• **Task brief**:
Your task is to copy every line of the records below that contains "DATE".

★ ★ ★ ★ ★

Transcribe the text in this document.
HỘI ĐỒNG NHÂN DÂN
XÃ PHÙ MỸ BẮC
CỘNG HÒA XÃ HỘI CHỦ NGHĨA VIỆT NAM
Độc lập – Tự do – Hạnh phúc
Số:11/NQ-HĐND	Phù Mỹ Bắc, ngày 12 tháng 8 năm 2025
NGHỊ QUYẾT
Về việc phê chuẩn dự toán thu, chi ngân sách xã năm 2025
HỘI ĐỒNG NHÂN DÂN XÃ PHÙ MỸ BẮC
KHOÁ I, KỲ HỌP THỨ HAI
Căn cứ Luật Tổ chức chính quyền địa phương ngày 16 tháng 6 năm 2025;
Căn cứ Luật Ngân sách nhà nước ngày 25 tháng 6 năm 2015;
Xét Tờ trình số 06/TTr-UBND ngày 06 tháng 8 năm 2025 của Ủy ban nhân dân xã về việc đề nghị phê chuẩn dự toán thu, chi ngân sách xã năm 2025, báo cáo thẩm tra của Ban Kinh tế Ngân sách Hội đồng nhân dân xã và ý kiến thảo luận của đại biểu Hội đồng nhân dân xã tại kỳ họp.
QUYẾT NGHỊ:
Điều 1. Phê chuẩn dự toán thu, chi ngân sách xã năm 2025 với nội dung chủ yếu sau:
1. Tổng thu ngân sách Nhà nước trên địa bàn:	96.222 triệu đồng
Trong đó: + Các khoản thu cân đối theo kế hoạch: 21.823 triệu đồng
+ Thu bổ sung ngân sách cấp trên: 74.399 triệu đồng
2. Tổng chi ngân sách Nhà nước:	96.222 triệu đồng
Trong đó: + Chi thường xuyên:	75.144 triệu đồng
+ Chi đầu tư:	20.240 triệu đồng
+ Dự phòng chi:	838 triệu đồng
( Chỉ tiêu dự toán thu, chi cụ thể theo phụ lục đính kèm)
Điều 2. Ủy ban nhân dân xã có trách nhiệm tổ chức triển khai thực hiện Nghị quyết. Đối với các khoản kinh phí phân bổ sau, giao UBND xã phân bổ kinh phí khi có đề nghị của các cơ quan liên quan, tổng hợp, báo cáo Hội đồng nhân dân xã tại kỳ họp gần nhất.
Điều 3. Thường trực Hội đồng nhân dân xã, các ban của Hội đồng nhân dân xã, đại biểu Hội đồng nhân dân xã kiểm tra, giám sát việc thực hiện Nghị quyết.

★ ★ ★ ★ ★

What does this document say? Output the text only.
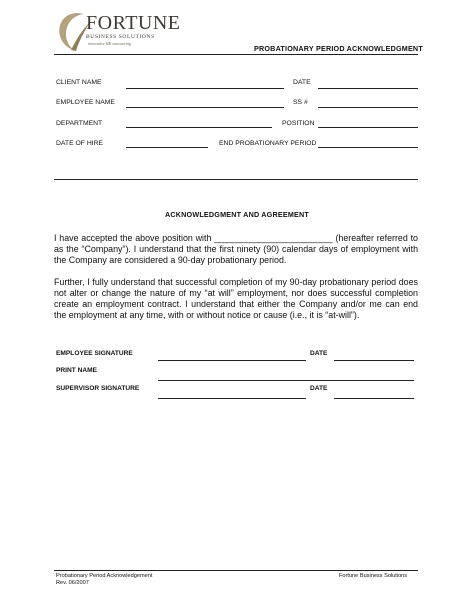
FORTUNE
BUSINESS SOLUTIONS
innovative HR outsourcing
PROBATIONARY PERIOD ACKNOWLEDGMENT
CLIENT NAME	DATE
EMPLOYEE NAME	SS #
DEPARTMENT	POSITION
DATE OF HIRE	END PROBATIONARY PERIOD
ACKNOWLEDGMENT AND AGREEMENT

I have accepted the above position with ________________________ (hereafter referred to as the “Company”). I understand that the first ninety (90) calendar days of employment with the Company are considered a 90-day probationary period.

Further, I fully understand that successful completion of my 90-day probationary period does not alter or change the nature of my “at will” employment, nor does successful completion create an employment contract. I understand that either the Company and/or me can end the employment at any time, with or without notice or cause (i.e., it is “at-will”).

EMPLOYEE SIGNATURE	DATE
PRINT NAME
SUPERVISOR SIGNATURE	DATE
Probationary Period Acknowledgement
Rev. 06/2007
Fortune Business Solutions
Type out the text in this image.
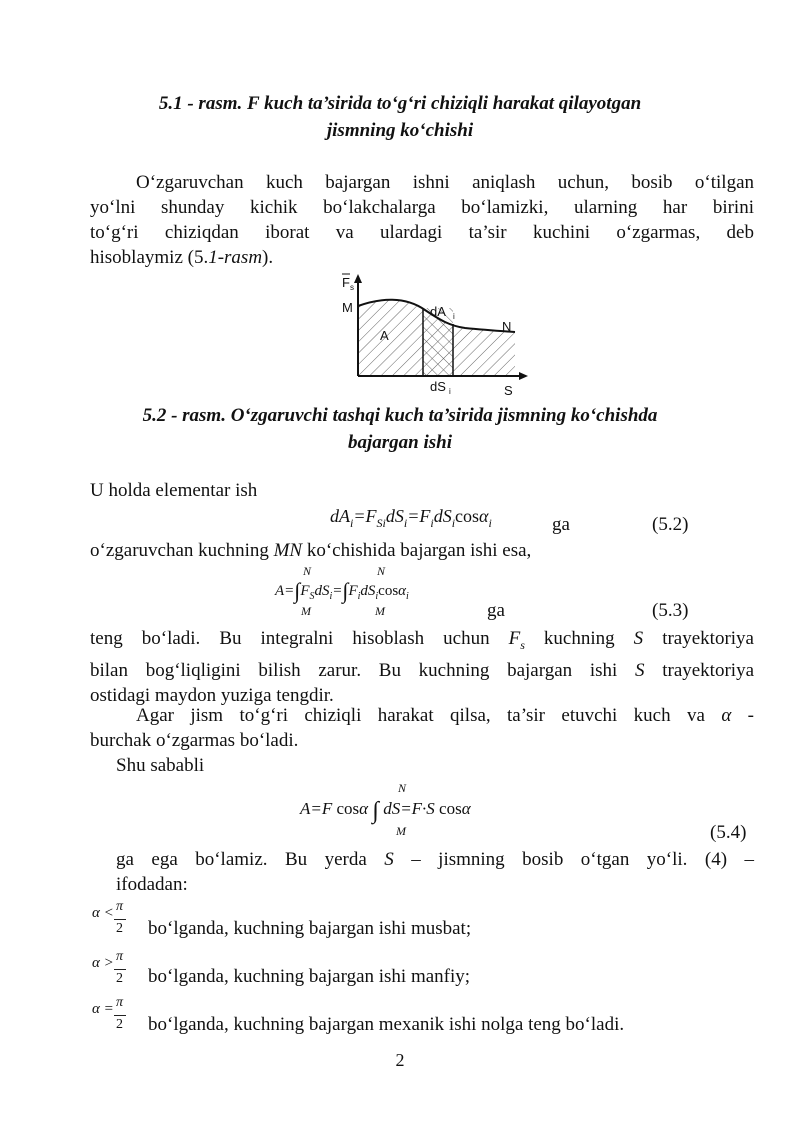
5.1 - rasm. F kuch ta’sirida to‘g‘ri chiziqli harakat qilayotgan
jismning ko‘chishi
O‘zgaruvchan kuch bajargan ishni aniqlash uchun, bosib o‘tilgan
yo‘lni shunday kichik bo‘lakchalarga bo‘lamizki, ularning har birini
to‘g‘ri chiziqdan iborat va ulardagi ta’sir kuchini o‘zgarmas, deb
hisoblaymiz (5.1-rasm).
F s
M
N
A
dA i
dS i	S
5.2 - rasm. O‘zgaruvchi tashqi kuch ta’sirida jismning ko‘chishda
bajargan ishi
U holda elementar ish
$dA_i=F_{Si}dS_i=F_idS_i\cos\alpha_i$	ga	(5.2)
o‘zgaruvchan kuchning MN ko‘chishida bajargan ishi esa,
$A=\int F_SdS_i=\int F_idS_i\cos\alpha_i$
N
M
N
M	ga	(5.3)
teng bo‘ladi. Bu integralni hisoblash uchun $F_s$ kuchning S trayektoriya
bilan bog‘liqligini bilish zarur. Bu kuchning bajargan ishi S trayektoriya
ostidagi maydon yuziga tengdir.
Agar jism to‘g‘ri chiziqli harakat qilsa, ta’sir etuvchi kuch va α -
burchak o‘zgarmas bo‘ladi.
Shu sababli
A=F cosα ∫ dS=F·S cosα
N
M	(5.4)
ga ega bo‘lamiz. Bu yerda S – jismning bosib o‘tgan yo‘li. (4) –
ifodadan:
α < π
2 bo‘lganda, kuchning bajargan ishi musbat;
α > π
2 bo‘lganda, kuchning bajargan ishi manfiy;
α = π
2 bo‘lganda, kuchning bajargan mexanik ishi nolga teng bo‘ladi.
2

★ ★ ★ ★ ★

• **Exercise output**:
CLIENT NAME	DATE
DATE OF HIRE	END PROBATIONARY PERIOD
EMPLOYEE SIGNATURE	DATE
SUPERVISOR SIGNATURE	DATE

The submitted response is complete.